Task to complete: Set down all of the data exactly as it appears.

Collected data:

* BEGIN *

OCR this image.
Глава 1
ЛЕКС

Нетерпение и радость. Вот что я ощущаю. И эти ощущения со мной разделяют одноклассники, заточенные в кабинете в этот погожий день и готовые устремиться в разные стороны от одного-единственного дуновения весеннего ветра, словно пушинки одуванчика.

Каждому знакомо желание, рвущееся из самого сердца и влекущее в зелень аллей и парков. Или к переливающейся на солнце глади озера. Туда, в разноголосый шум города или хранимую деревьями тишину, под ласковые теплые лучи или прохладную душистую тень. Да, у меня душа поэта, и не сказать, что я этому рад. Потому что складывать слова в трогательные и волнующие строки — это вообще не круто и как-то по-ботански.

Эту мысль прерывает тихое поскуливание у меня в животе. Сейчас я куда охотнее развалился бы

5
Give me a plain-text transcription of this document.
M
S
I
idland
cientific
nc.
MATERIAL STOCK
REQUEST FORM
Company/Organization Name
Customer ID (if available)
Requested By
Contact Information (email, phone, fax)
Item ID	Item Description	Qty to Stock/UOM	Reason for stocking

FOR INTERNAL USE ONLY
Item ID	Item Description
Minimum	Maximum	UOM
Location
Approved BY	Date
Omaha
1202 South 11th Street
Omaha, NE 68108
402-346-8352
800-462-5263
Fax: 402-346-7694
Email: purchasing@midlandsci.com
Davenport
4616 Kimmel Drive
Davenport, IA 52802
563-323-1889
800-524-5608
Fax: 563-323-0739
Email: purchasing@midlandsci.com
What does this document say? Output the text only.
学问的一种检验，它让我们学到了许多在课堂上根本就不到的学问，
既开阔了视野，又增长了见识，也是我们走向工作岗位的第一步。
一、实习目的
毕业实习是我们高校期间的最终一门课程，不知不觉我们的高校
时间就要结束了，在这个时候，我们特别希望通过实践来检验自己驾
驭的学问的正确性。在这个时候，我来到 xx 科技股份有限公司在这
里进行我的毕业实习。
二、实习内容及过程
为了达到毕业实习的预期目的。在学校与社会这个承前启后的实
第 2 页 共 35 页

* END *

Written response:
OCR this image.
Глава 1
ЛЕКС

Нетерпение и радость. Вот что я ощущаю. И эти ощущения со мной разделяют одноклассники, заточенные в кабинете в этот погожий день и готовые устремиться в разные стороны от одного-единственного дуновения весеннего ветра, словно пушинки одуванчика.

Каждому знакомо желание, рвущееся из самого сердца и влекущее в зелень аллей и парков. Или к переливающейся на солнце глади озера. Туда, в разноголосый шум города или хранимую деревьями тишину, под ласковые теплые лучи или прохладную душистую тень. Да, у меня душа поэта, и не сказать, что я этому рад. Потому что складывать слова в трогательные и волнующие строки — это вообще не круто и как-то по-ботански.

Эту мысль прерывает тихое поскуливание у меня в животе. Сейчас я куда охотнее развалился бы

5
Give me a plain-text transcription of this document.
M
S
I
idland
cientific
nc.
MATERIAL STOCK
REQUEST FORM
Company/Organization Name
Customer ID (if available)
Requested By
Contact Information (email, phone, fax)
Item ID	Item Description	Qty to Stock/UOM	Reason for stocking

FOR INTERNAL USE ONLY
Item ID	Item Description
Minimum	Maximum	UOM
Location
Approved BY	Date
Omaha
1202 South 11th Street
Omaha, NE 68108
402-346-8352
800-462-5263
Fax: 402-346-7694
Email: purchasing@midlandsci.com
Davenport
4616 Kimmel Drive
Davenport, IA 52802
563-323-1889
800-524-5608
Fax: 563-323-0739
Email: purchasing@midlandsci.com
What does this document say? Output the text only.
学问的一种检验，它让我们学到了许多在课堂上根本就不到的学问，
既开阔了视野，又增长了见识，也是我们走向工作岗位的第一步。
一、实习目的
毕业实习是我们高校期间的最终一门课程，不知不觉我们的高校
时间就要结束了，在这个时候，我们特别希望通过实践来检验自己驾
驭的学问的正确性。在这个时候，我来到 xx 科技股份有限公司在这
里进行我的毕业实习。
二、实习内容及过程
为了达到毕业实习的预期目的。在学校与社会这个承前启后的实
第 2 页 共 35 页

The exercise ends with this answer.